▶ LISTING:
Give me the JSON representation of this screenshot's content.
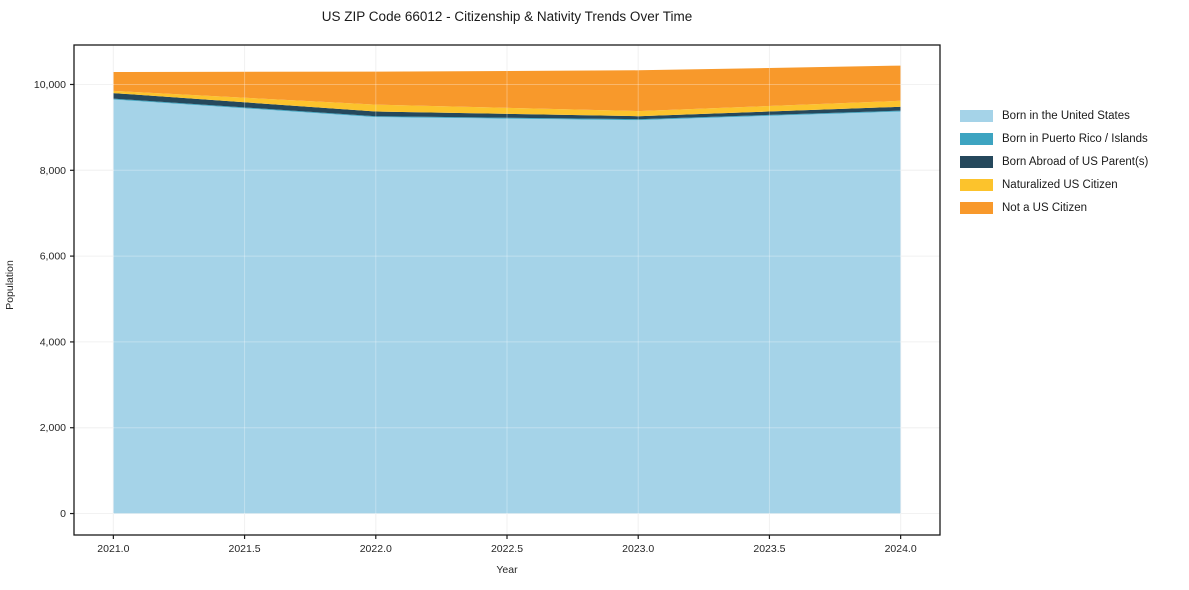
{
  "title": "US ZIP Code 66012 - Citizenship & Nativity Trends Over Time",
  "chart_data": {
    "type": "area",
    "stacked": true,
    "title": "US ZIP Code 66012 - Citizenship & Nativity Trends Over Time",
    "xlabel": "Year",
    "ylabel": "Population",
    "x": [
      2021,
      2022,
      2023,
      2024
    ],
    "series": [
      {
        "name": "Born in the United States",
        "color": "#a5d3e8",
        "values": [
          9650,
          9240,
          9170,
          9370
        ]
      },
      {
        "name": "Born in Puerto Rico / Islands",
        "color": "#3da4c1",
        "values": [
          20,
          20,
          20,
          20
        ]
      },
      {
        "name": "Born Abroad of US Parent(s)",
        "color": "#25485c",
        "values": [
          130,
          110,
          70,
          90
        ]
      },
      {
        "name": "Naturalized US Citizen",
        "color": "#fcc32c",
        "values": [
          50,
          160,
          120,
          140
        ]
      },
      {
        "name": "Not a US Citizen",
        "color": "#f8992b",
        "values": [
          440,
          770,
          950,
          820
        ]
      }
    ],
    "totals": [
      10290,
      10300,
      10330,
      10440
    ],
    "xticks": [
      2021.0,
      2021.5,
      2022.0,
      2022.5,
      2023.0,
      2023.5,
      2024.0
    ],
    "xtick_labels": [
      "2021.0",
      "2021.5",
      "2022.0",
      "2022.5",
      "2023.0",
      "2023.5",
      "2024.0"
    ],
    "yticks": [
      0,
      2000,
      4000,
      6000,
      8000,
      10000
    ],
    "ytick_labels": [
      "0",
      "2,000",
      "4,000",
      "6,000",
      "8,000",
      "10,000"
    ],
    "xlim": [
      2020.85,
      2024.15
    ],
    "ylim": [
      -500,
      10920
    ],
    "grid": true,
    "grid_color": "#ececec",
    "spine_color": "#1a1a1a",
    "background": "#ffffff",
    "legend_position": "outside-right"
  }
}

▶ SHORT PROBLEM: In the listing above, how many lines include the word "Time"? Answer with the number and nothing more.

▶ IN RESPONSE: 2